→ Provided records
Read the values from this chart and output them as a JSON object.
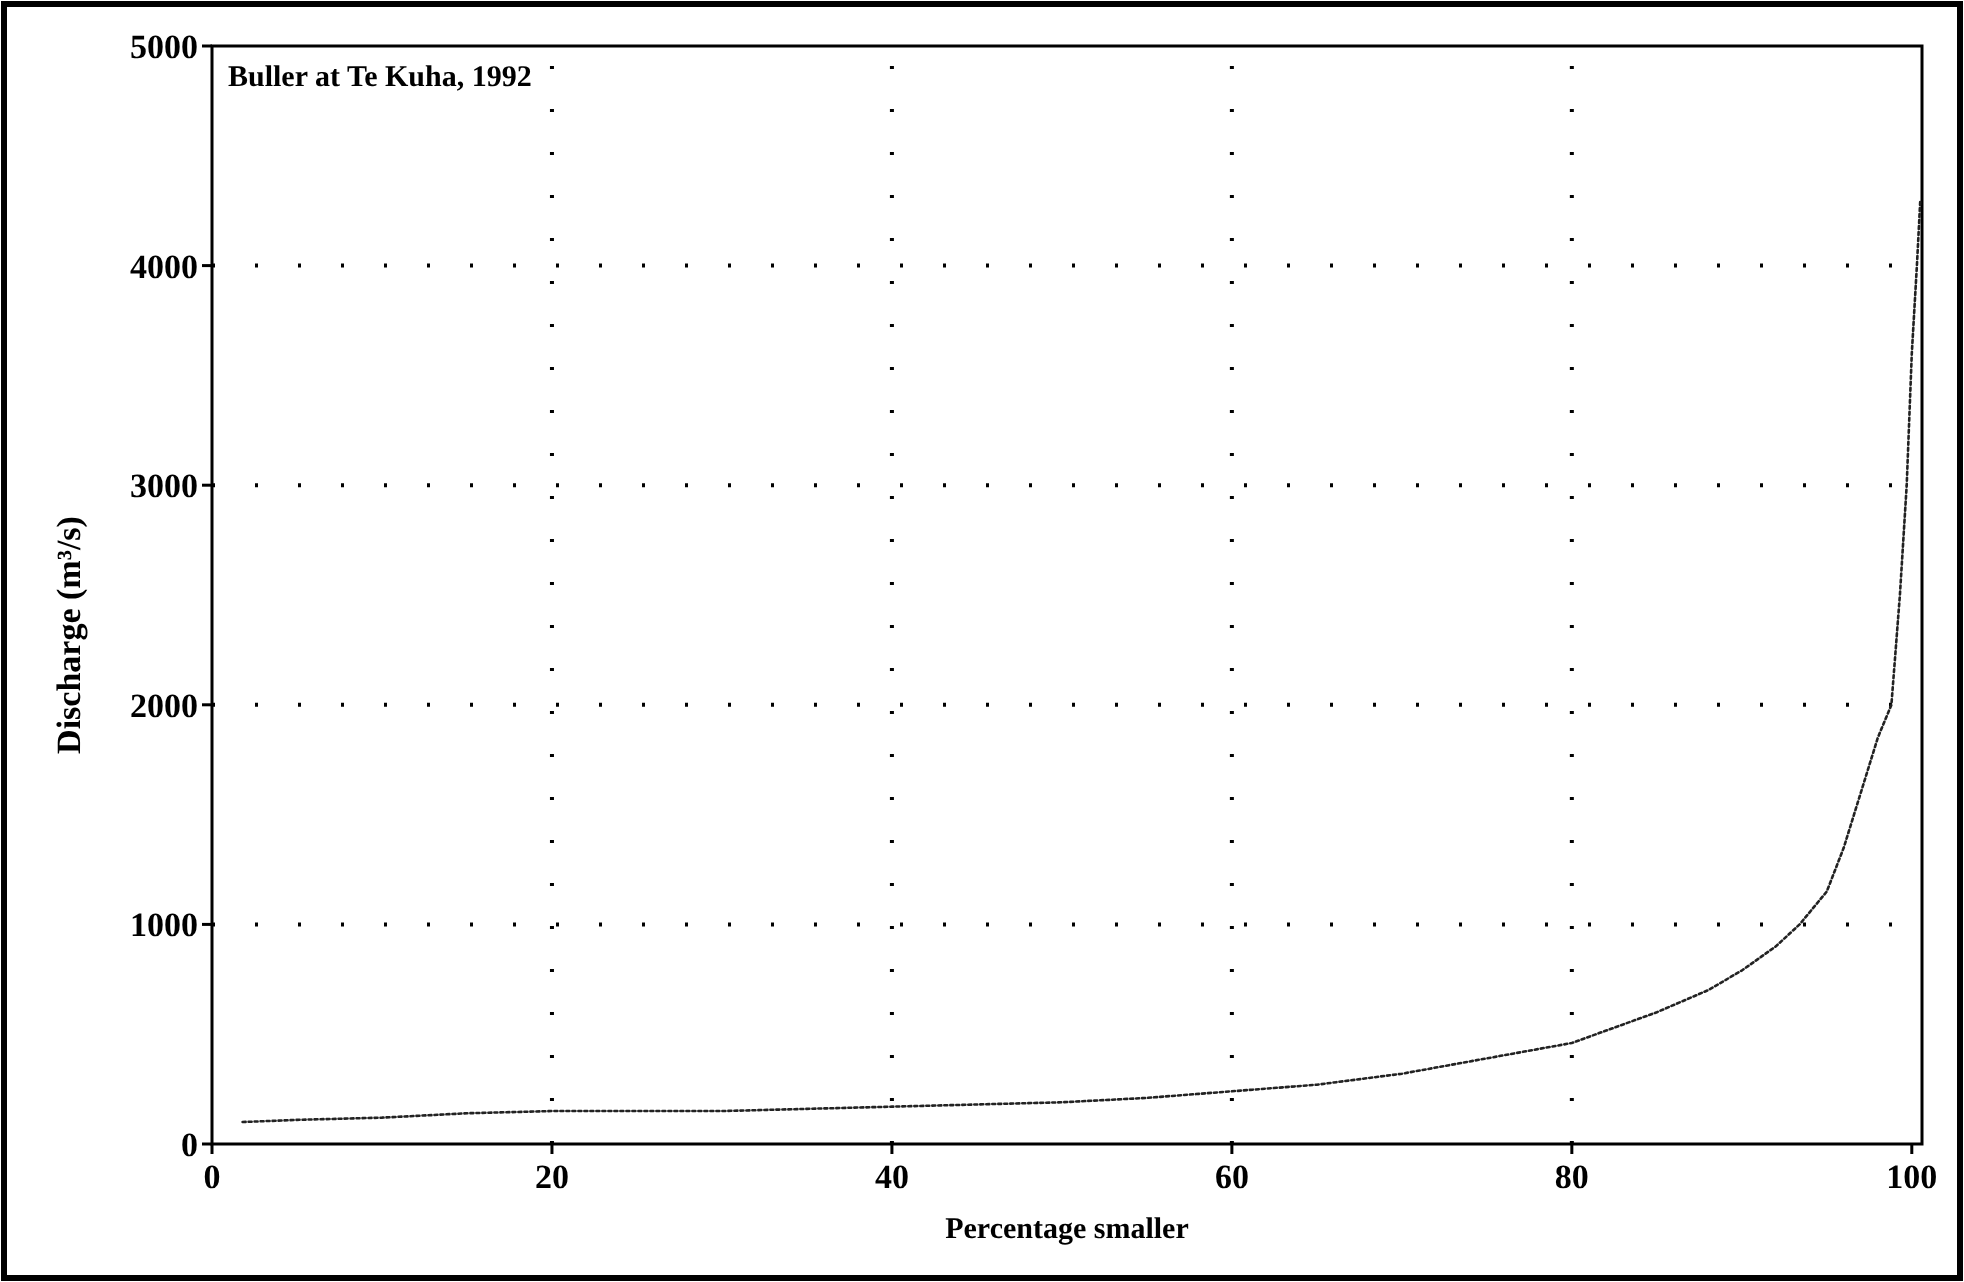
{
  "chart_data": {
    "type": "line",
    "title": "Buller at Te Kuha, 1992",
    "xlabel": "Percentage smaller",
    "ylabel": "Discharge (m³/s)",
    "xlim": [
      0,
      100.6
    ],
    "xticks": [
      0,
      20,
      40,
      60,
      80,
      100
    ],
    "ylim": [
      0,
      5000
    ],
    "yticks": [
      0,
      1000,
      2000,
      3000,
      4000,
      5000
    ],
    "grid": true,
    "line_style": "dotted",
    "series": [
      {
        "color": "#222222",
        "x": [
          1.8,
          5,
          10,
          15,
          20,
          25,
          30,
          35,
          40,
          45,
          50,
          55,
          60,
          65,
          70,
          75,
          80,
          85,
          88,
          90,
          92,
          93.4,
          95,
          96,
          97,
          98,
          98.8,
          99.3,
          99.7,
          100,
          100.3,
          100.5
        ],
        "values": [
          100,
          110,
          120,
          140,
          150,
          150,
          150,
          160,
          170,
          180,
          190,
          210,
          240,
          270,
          320,
          390,
          460,
          600,
          700,
          790,
          900,
          1000,
          1150,
          1350,
          1600,
          1850,
          2000,
          2500,
          3000,
          3600,
          4000,
          4300
        ]
      }
    ]
  }
}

→ What the task requires
Copy the material above in full and exactly, skipping pictures.

→ Expected output
Read the values from this chart and output them as a JSON object.
{
  "chart_data": {
    "type": "line",
    "title": "Buller at Te Kuha, 1992",
    "xlabel": "Percentage smaller",
    "ylabel": "Discharge (m³/s)",
    "xlim": [
      0,
      100.6
    ],
    "xticks": [
      0,
      20,
      40,
      60,
      80,
      100
    ],
    "ylim": [
      0,
      5000
    ],
    "yticks": [
      0,
      1000,
      2000,
      3000,
      4000,
      5000
    ],
    "grid": true,
    "line_style": "dotted",
    "series": [
      {
        "color": "#222222",
        "x": [
          1.8,
          5,
          10,
          15,
          20,
          25,
          30,
          35,
          40,
          45,
          50,
          55,
          60,
          65,
          70,
          75,
          80,
          85,
          88,
          90,
          92,
          93.4,
          95,
          96,
          97,
          98,
          98.8,
          99.3,
          99.7,
          100,
          100.3,
          100.5
        ],
        "values": [
          100,
          110,
          120,
          140,
          150,
          150,
          150,
          160,
          170,
          180,
          190,
          210,
          240,
          270,
          320,
          390,
          460,
          600,
          700,
          790,
          900,
          1000,
          1150,
          1350,
          1600,
          1850,
          2000,
          2500,
          3000,
          3600,
          4000,
          4300
        ]
      }
    ]
  }
}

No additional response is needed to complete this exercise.